Da mesma sorte, porém, resguarda a lei a situação dos adquirentes, a título legítimo, das terras simplesmente possuídas, já tratando-se de posses pròpriamente ditas, já tratando-se de sesmarias caducas. Aos títulos legítimos de aquisição de terras nessas circunstâncias, reconhece a lei efeito translativo de domínio, sem cogitar da extensão das terras adquiridas e sem indagar se a posse dos alienantes diretos se teria estabelecido, nas condições da lei ou do costume. [LIMA, 1954, p. 63]

Messias Junqueira (1976, p. 84) tangencia por similar sentir:

E como o propósito principal da lei 601 foi conduzir à titulação quem não tinha título, considerou perfeito o domínio de quem já possuísse um título. Por exemplo, quem adquirisse uma sesmaria, comprando-a ao primeiro sesmeiro, tinha domínio, não se lhe exigindo promover revalidação alguma do seu título. Quem houvesse comprado uma posse, pagando sisa em tempo anterior à vigência da lei, tinha o seu título em ordem, não necessitando legitimar sua posse.

•••••

→ Enunciado do exercício: Segundo o texto citado, qual foi o propósito principal da lei 601? Responda, por favor, em poucas palavras.

→ Registros de dados:
•••••

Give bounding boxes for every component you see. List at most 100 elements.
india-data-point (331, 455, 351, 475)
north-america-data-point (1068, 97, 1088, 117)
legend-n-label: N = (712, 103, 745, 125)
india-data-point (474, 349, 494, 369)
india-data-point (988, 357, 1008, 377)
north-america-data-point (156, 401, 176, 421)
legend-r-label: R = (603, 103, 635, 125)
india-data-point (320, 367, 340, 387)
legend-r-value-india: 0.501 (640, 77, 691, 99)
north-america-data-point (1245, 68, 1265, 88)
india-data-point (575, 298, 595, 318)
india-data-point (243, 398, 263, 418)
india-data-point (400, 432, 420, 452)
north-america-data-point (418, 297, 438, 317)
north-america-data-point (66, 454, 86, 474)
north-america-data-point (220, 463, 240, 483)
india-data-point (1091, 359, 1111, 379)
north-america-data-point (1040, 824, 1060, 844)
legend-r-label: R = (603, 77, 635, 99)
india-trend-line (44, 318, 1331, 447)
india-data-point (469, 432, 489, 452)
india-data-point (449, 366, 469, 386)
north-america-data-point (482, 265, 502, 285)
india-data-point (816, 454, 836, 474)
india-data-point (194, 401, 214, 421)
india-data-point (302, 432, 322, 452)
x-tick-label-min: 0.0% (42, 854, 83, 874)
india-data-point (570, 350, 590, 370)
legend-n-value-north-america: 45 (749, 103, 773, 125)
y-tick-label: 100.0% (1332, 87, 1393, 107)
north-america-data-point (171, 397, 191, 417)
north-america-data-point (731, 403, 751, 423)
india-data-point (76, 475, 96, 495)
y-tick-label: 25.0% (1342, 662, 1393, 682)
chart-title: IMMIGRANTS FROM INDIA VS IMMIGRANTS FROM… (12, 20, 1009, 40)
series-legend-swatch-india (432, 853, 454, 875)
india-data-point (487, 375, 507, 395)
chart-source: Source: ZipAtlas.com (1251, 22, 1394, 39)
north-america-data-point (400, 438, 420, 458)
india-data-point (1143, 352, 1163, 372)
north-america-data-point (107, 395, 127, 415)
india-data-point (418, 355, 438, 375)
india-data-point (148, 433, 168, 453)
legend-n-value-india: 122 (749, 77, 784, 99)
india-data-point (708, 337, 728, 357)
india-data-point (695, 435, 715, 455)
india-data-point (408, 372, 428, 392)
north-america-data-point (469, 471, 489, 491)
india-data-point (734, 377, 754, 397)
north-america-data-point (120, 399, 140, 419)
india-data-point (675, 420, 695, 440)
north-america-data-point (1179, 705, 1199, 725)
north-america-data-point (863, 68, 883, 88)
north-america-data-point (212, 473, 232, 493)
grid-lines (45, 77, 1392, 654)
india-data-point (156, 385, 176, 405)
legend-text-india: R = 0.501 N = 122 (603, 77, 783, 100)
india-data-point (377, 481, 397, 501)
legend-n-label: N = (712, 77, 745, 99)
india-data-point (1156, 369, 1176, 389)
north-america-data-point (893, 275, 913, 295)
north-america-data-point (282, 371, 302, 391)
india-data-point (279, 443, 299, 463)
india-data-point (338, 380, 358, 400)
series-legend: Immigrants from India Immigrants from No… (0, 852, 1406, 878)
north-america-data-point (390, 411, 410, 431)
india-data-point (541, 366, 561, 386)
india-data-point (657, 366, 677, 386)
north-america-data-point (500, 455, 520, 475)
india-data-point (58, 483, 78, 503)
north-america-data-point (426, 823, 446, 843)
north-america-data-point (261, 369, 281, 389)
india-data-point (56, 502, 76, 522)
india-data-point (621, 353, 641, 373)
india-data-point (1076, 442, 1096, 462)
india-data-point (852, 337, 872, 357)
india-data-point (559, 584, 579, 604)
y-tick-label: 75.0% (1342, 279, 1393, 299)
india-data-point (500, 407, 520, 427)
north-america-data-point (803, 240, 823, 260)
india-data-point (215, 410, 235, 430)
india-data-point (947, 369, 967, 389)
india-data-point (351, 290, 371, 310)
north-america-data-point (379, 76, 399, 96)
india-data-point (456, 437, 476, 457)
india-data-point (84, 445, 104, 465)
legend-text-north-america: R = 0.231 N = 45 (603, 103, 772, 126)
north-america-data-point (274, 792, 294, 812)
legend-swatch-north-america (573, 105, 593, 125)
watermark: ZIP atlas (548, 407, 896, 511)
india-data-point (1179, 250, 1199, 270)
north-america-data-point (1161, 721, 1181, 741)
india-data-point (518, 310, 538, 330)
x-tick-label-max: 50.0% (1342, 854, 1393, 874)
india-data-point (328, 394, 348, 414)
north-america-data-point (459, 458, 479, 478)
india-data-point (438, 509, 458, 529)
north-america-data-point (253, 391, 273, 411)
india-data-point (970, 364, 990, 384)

•••••

→ Resposta: Conduzir à titulação quem não tinha título.